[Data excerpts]
***

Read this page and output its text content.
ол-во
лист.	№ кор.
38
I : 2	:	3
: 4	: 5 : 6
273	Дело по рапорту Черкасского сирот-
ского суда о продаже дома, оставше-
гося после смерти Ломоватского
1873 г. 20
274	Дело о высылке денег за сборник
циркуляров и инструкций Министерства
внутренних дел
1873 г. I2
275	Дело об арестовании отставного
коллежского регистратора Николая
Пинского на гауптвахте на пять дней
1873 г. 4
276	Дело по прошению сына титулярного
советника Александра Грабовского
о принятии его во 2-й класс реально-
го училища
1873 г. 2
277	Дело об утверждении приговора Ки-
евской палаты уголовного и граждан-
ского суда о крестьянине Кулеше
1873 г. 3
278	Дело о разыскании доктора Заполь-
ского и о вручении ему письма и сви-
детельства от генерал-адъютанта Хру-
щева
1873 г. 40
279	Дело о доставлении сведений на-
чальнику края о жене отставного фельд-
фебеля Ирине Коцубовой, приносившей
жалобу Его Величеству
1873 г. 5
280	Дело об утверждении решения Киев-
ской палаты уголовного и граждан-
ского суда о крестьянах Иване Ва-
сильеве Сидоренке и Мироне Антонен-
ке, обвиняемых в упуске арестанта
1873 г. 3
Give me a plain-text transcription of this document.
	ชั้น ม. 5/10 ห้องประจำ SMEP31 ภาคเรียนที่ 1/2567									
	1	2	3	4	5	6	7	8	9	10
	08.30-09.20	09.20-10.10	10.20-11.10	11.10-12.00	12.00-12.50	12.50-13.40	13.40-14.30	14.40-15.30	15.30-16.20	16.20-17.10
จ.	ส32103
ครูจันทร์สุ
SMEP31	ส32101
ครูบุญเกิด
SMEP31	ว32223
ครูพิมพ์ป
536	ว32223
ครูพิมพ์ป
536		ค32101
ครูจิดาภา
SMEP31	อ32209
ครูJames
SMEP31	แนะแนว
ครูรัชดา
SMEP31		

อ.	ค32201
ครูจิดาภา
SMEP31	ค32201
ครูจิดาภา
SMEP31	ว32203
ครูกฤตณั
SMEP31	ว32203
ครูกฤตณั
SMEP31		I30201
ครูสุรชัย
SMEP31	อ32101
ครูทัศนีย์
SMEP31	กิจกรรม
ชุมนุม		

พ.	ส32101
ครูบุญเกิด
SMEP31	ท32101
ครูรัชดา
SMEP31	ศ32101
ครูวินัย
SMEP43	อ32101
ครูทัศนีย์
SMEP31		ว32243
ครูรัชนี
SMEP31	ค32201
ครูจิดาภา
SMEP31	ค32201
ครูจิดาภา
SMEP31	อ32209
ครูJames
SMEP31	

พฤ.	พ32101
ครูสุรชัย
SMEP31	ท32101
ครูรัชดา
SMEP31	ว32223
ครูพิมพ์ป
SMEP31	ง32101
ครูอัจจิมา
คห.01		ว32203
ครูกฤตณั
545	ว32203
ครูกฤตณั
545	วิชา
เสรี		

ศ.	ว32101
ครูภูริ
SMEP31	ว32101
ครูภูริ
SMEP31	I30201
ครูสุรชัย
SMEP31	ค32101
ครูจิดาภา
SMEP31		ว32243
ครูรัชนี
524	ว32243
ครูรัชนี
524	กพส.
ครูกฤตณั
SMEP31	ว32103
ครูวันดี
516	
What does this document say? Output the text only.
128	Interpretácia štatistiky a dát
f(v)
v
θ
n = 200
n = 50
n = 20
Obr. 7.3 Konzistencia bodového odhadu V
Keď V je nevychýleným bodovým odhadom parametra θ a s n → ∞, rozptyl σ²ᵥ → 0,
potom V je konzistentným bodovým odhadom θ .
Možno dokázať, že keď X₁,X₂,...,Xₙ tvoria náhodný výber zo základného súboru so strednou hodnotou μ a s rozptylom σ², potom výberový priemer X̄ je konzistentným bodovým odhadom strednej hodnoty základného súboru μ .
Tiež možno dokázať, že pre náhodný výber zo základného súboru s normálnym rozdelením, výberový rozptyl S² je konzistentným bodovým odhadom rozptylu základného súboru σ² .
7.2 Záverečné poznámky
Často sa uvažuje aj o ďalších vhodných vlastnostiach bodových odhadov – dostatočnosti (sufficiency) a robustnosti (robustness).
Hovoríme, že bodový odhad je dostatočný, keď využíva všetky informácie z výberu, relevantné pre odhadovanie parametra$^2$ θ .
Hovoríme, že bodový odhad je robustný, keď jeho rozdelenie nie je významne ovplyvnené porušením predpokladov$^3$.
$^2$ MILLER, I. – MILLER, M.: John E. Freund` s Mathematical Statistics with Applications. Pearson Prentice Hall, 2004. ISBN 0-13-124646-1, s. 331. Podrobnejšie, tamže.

***

Written instruction:
Output every entry shown above, exactly.

Exercise solution:
Read this page and output its text content.
ол-во
лист.	№ кор.
38
I : 2	:	3
: 4	: 5 : 6
273	Дело по рапорту Черкасского сирот-
ского суда о продаже дома, оставше-
гося после смерти Ломоватского
1873 г. 20
274	Дело о высылке денег за сборник
циркуляров и инструкций Министерства
внутренних дел
1873 г. I2
275	Дело об арестовании отставного
коллежского регистратора Николая
Пинского на гауптвахте на пять дней
1873 г. 4
276	Дело по прошению сына титулярного
советника Александра Грабовского
о принятии его во 2-й класс реально-
го училища
1873 г. 2
277	Дело об утверждении приговора Ки-
евской палаты уголовного и граждан-
ского суда о крестьянине Кулеше
1873 г. 3
278	Дело о разыскании доктора Заполь-
ского и о вручении ему письма и сви-
детельства от генерал-адъютанта Хру-
щева
1873 г. 40
279	Дело о доставлении сведений на-
чальнику края о жене отставного фельд-
фебеля Ирине Коцубовой, приносившей
жалобу Его Величеству
1873 г. 5
280	Дело об утверждении решения Киев-
ской палаты уголовного и граждан-
ского суда о крестьянах Иване Ва-
сильеве Сидоренке и Мироне Антонен-
ке, обвиняемых в упуске арестанта
1873 г. 3
Give me a plain-text transcription of this document.
	ชั้น ม. 5/10 ห้องประจำ SMEP31 ภาคเรียนที่ 1/2567									
	1	2	3	4	5	6	7	8	9	10
	08.30-09.20	09.20-10.10	10.20-11.10	11.10-12.00	12.00-12.50	12.50-13.40	13.40-14.30	14.40-15.30	15.30-16.20	16.20-17.10
จ.	ส32103
ครูจันทร์สุ
SMEP31	ส32101
ครูบุญเกิด
SMEP31	ว32223
ครูพิมพ์ป
536	ว32223
ครูพิมพ์ป
536		ค32101
ครูจิดาภา
SMEP31	อ32209
ครูJames
SMEP31	แนะแนว
ครูรัชดา
SMEP31		

อ.	ค32201
ครูจิดาภา
SMEP31	ค32201
ครูจิดาภา
SMEP31	ว32203
ครูกฤตณั
SMEP31	ว32203
ครูกฤตณั
SMEP31		I30201
ครูสุรชัย
SMEP31	อ32101
ครูทัศนีย์
SMEP31	กิจกรรม
ชุมนุม		

พ.	ส32101
ครูบุญเกิด
SMEP31	ท32101
ครูรัชดา
SMEP31	ศ32101
ครูวินัย
SMEP43	อ32101
ครูทัศนีย์
SMEP31		ว32243
ครูรัชนี
SMEP31	ค32201
ครูจิดาภา
SMEP31	ค32201
ครูจิดาภา
SMEP31	อ32209
ครูJames
SMEP31	

พฤ.	พ32101
ครูสุรชัย
SMEP31	ท32101
ครูรัชดา
SMEP31	ว32223
ครูพิมพ์ป
SMEP31	ง32101
ครูอัจจิมา
คห.01		ว32203
ครูกฤตณั
545	ว32203
ครูกฤตณั
545	วิชา
เสรี		

ศ.	ว32101
ครูภูริ
SMEP31	ว32101
ครูภูริ
SMEP31	I30201
ครูสุรชัย
SMEP31	ค32101
ครูจิดาภา
SMEP31		ว32243
ครูรัชนี
524	ว32243
ครูรัชนี
524	กพส.
ครูกฤตณั
SMEP31	ว32103
ครูวันดี
516	
What does this document say? Output the text only.
128	Interpretácia štatistiky a dát
f(v)
v
θ
n = 200
n = 50
n = 20
Obr. 7.3 Konzistencia bodového odhadu V
Keď V je nevychýleným bodovým odhadom parametra θ a s n → ∞, rozptyl σ²ᵥ → 0,
potom V je konzistentným bodovým odhadom θ .
Možno dokázať, že keď X₁,X₂,...,Xₙ tvoria náhodný výber zo základného súboru so strednou hodnotou μ a s rozptylom σ², potom výberový priemer X̄ je konzistentným bodovým odhadom strednej hodnoty základného súboru μ .
Tiež možno dokázať, že pre náhodný výber zo základného súboru s normálnym rozdelením, výberový rozptyl S² je konzistentným bodovým odhadom rozptylu základného súboru σ² .
7.2 Záverečné poznámky
Často sa uvažuje aj o ďalších vhodných vlastnostiach bodových odhadov – dostatočnosti (sufficiency) a robustnosti (robustness).
Hovoríme, že bodový odhad je dostatočný, keď využíva všetky informácie z výberu, relevantné pre odhadovanie parametra$^2$ θ .
Hovoríme, že bodový odhad je robustný, keď jeho rozdelenie nie je významne ovplyvnené porušením predpokladov$^3$.
$^2$ MILLER, I. – MILLER, M.: John E. Freund` s Mathematical Statistics with Applications. Pearson Prentice Hall, 2004. ISBN 0-13-124646-1, s. 331. Podrobnejšie, tamže.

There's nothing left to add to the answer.